* _Problem requirements_:
Print the data exactly, leaving nothing out.

╭──

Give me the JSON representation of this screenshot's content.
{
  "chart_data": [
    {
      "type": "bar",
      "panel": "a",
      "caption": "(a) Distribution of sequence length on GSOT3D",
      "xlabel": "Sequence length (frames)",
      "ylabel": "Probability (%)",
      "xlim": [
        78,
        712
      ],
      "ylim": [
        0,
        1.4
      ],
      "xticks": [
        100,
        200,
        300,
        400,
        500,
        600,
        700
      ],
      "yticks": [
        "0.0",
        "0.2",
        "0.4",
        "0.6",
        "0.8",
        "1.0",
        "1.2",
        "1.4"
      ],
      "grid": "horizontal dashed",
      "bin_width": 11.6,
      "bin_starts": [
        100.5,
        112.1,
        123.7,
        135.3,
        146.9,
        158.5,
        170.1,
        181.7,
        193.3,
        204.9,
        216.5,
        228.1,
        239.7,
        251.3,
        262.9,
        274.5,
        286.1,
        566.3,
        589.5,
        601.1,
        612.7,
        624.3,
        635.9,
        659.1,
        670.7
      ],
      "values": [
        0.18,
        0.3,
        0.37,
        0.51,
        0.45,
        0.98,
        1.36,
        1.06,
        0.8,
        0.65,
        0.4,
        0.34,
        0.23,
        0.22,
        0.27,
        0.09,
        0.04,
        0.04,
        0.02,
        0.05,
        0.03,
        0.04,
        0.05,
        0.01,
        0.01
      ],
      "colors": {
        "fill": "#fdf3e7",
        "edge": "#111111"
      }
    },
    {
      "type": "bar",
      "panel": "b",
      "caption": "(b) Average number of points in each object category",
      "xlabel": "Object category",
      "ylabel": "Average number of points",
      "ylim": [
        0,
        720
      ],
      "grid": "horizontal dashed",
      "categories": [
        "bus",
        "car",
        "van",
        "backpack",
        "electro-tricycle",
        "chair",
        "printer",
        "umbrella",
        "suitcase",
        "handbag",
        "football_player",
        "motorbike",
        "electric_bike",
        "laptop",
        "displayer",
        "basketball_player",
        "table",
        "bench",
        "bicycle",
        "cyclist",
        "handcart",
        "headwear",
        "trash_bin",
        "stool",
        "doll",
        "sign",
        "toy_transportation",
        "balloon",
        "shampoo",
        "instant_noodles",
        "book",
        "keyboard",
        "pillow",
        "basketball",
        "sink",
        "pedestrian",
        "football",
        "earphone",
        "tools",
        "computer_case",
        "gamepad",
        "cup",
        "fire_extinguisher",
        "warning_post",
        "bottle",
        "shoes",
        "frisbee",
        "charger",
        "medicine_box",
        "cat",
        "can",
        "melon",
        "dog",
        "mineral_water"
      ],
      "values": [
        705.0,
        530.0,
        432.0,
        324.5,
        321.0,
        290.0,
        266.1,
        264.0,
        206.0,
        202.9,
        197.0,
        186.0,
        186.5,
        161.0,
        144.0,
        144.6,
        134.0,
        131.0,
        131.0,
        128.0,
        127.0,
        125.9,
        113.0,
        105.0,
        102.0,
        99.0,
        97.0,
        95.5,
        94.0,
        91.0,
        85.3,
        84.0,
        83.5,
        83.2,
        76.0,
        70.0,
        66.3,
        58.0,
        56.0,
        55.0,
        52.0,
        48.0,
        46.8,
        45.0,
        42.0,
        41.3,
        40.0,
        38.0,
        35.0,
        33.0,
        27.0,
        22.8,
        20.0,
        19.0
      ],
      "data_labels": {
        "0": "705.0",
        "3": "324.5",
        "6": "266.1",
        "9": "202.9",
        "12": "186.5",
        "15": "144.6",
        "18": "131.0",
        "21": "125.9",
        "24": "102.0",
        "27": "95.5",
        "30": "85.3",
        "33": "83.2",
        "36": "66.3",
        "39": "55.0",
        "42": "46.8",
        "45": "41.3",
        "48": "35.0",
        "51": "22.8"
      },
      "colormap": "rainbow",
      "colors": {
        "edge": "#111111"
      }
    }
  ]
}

╰──

* _Response below_:
Give me the JSON representation of this screenshot's content.
{
  "chart_data": [
    {
      "type": "bar",
      "panel": "a",
      "caption": "(a) Distribution of sequence length on GSOT3D",
      "xlabel": "Sequence length (frames)",
      "ylabel": "Probability (%)",
      "xlim": [
        78,
        712
      ],
      "ylim": [
        0,
        1.4
      ],
      "xticks": [
        100,
        200,
        300,
        400,
        500,
        600,
        700
      ],
      "yticks": [
        "0.0",
        "0.2",
        "0.4",
        "0.6",
        "0.8",
        "1.0",
        "1.2",
        "1.4"
      ],
      "grid": "horizontal dashed",
      "bin_width": 11.6,
      "bin_starts": [
        100.5,
        112.1,
        123.7,
        135.3,
        146.9,
        158.5,
        170.1,
        181.7,
        193.3,
        204.9,
        216.5,
        228.1,
        239.7,
        251.3,
        262.9,
        274.5,
        286.1,
        566.3,
        589.5,
        601.1,
        612.7,
        624.3,
        635.9,
        659.1,
        670.7
      ],
      "values": [
        0.18,
        0.3,
        0.37,
        0.51,
        0.45,
        0.98,
        1.36,
        1.06,
        0.8,
        0.65,
        0.4,
        0.34,
        0.23,
        0.22,
        0.27,
        0.09,
        0.04,
        0.04,
        0.02,
        0.05,
        0.03,
        0.04,
        0.05,
        0.01,
        0.01
      ],
      "colors": {
        "fill": "#fdf3e7",
        "edge": "#111111"
      }
    },
    {
      "type": "bar",
      "panel": "b",
      "caption": "(b) Average number of points in each object category",
      "xlabel": "Object category",
      "ylabel": "Average number of points",
      "ylim": [
        0,
        720
      ],
      "grid": "horizontal dashed",
      "categories": [
        "bus",
        "car",
        "van",
        "backpack",
        "electro-tricycle",
        "chair",
        "printer",
        "umbrella",
        "suitcase",
        "handbag",
        "football_player",
        "motorbike",
        "electric_bike",
        "laptop",
        "displayer",
        "basketball_player",
        "table",
        "bench",
        "bicycle",
        "cyclist",
        "handcart",
        "headwear",
        "trash_bin",
        "stool",
        "doll",
        "sign",
        "toy_transportation",
        "balloon",
        "shampoo",
        "instant_noodles",
        "book",
        "keyboard",
        "pillow",
        "basketball",
        "sink",
        "pedestrian",
        "football",
        "earphone",
        "tools",
        "computer_case",
        "gamepad",
        "cup",
        "fire_extinguisher",
        "warning_post",
        "bottle",
        "shoes",
        "frisbee",
        "charger",
        "medicine_box",
        "cat",
        "can",
        "melon",
        "dog",
        "mineral_water"
      ],
      "values": [
        705.0,
        530.0,
        432.0,
        324.5,
        321.0,
        290.0,
        266.1,
        264.0,
        206.0,
        202.9,
        197.0,
        186.0,
        186.5,
        161.0,
        144.0,
        144.6,
        134.0,
        131.0,
        131.0,
        128.0,
        127.0,
        125.9,
        113.0,
        105.0,
        102.0,
        99.0,
        97.0,
        95.5,
        94.0,
        91.0,
        85.3,
        84.0,
        83.5,
        83.2,
        76.0,
        70.0,
        66.3,
        58.0,
        56.0,
        55.0,
        52.0,
        48.0,
        46.8,
        45.0,
        42.0,
        41.3,
        40.0,
        38.0,
        35.0,
        33.0,
        27.0,
        22.8,
        20.0,
        19.0
      ],
      "data_labels": {
        "0": "705.0",
        "3": "324.5",
        "6": "266.1",
        "9": "202.9",
        "12": "186.5",
        "15": "144.6",
        "18": "131.0",
        "21": "125.9",
        "24": "102.0",
        "27": "95.5",
        "30": "85.3",
        "33": "83.2",
        "36": "66.3",
        "39": "55.0",
        "42": "46.8",
        "45": "41.3",
        "48": "35.0",
        "51": "22.8"
      },
      "colormap": "rainbow",
      "colors": {
        "edge": "#111111"
      }
    }
  ]
}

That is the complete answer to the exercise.